| What needs to be done |
Extract the listing in its entirety, keeping each line identical to the original.

| Data supplied |
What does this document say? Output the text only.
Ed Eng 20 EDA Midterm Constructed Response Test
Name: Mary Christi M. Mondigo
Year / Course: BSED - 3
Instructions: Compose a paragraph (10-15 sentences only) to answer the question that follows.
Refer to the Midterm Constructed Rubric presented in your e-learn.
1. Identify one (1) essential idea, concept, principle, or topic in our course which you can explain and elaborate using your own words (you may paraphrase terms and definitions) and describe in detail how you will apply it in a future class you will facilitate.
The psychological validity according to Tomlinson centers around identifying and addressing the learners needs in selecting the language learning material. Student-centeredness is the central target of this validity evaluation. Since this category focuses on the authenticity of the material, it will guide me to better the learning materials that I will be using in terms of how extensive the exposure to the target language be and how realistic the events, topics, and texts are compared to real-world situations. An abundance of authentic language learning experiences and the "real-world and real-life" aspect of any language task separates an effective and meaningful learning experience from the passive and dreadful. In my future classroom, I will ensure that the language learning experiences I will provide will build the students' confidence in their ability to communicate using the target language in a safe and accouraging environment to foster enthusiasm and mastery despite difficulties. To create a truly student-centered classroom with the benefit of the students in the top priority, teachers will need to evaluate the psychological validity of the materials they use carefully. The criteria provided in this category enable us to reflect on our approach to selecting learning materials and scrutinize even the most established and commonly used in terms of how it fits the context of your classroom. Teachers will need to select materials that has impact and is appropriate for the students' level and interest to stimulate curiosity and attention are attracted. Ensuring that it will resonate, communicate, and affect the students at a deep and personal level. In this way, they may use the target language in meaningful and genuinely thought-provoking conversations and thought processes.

| Result below |
What does this document say? Output the text only.
Ed Eng 20 EDA Midterm Constructed Response Test
Name: Mary Christi M. Mondigo
Year / Course: BSED - 3
Instructions: Compose a paragraph (10-15 sentences only) to answer the question that follows.
Refer to the Midterm Constructed Rubric presented in your e-learn.
1. Identify one (1) essential idea, concept, principle, or topic in our course which you can explain and elaborate using your own words (you may paraphrase terms and definitions) and describe in detail how you will apply it in a future class you will facilitate.
The psychological validity according to Tomlinson centers around identifying and addressing the learners needs in selecting the language learning material. Student-centeredness is the central target of this validity evaluation. Since this category focuses on the authenticity of the material, it will guide me to better the learning materials that I will be using in terms of how extensive the exposure to the target language be and how realistic the events, topics, and texts are compared to real-world situations. An abundance of authentic language learning experiences and the "real-world and real-life" aspect of any language task separates an effective and meaningful learning experience from the passive and dreadful. In my future classroom, I will ensure that the language learning experiences I will provide will build the students' confidence in their ability to communicate using the target language in a safe and accouraging environment to foster enthusiasm and mastery despite difficulties. To create a truly student-centered classroom with the benefit of the students in the top priority, teachers will need to evaluate the psychological validity of the materials they use carefully. The criteria provided in this category enable us to reflect on our approach to selecting learning materials and scrutinize even the most established and commonly used in terms of how it fits the context of your classroom. Teachers will need to select materials that has impact and is appropriate for the students' level and interest to stimulate curiosity and attention are attracted. Ensuring that it will resonate, communicate, and affect the students at a deep and personal level. In this way, they may use the target language in meaningful and genuinely thought-provoking conversations and thought processes.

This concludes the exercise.